● WHAT TO PRODUCE
In the data below, find every line that has the string "ブログ説明コンテンツをブログ上に表示していない場合", and copy it.

● DATASET RECORDS
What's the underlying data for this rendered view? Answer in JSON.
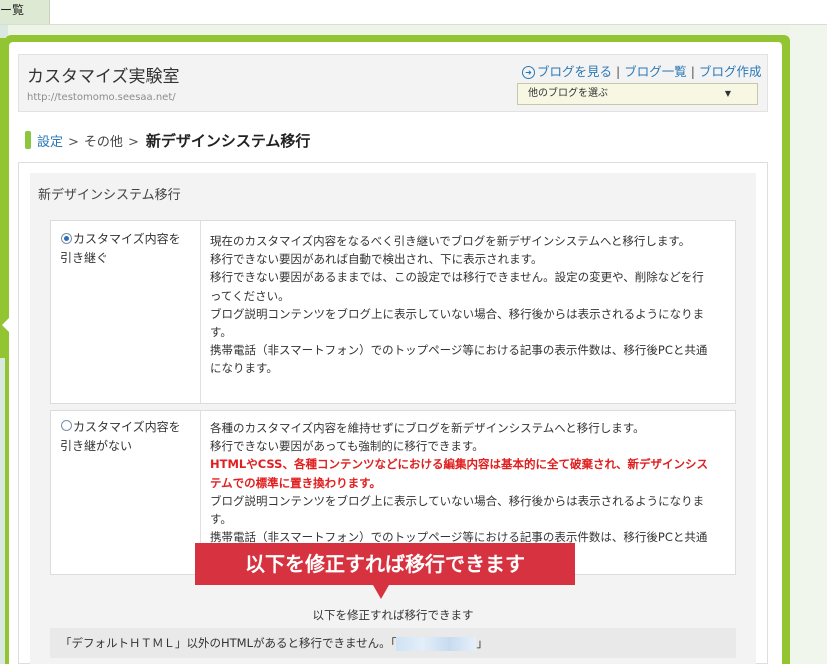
{
  "top_tab": {
    "label": "ー覧"
  },
  "header": {
    "blog_title": "カスタマイズ実験室",
    "blog_url": "http://testomomo.seesaa.net/",
    "links": {
      "view": "ブログを見る",
      "list": "ブログ一覧",
      "create": "ブログ作成",
      "separator": "|"
    },
    "blog_select": {
      "value": "他のブログを選ぶ",
      "caret": "▼"
    }
  },
  "breadcrumb": {
    "settings": "設定",
    "other": "その他",
    "current": "新デザインシステム移行",
    "arrow": ">"
  },
  "panel": {
    "title": "新デザインシステム移行",
    "option1": {
      "label": "カスタマイズ内容を引き継ぐ",
      "selected": true,
      "desc": [
        "現在のカスタマイズ内容をなるべく引き継いでブログを新デザインシステムへと移行します。",
        "移行できない要因があれば自動で検出され、下に表示されます。",
        "移行できない要因があるままでは、この設定では移行できません。設定の変更や、削除などを行ってください。",
        "ブログ説明コンテンツをブログ上に表示していない場合、移行後からは表示されるようになります。",
        "携帯電話（非スマートフォン）でのトップページ等における記事の表示件数は、移行後PCと共通になります。"
      ]
    },
    "option2": {
      "label": "カスタマイズ内容を引き継がない",
      "selected": false,
      "desc1": "各種のカスタマイズ内容を維持せずにブログを新デザインシステムへと移行します。",
      "desc2": "移行できない要因があっても強制的に移行できます。",
      "warning": "HTMLやCSS、各種コンテンツなどにおける編集内容は基本的に全て破棄され、新デザインシステムでの標準に置き換わります。",
      "desc3": "ブログ説明コンテンツをブログ上に表示していない場合、移行後からは表示されるようになります。",
      "desc4": "携帯電話（非スマートフォン）でのトップページ等における記事の表示件数は、移行後PCと共通になります。"
    },
    "callout": "以下を修正すれば移行できます",
    "fix_heading": "以下を修正すれば移行できます",
    "issue": {
      "prefix": "「デフォルトＨＴＭＬ」以外のHTMLがあると移行できません。「",
      "suffix": "」"
    }
  },
  "colors": {
    "frame_green": "#93c431",
    "link_blue": "#2a78b6",
    "warning_red": "#e02020",
    "callout_red": "#d7323f"
  },
  "icons": {
    "view": "circle-arrow-icon",
    "caret": "caret-down-icon"
  }
}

● TASK RESULT
        "ブログ説明コンテンツをブログ上に表示していない場合、移行後からは表示されるようになります。",
      "desc3": "ブログ説明コンテンツをブログ上に表示していない場合、移行後からは表示されるようになります。",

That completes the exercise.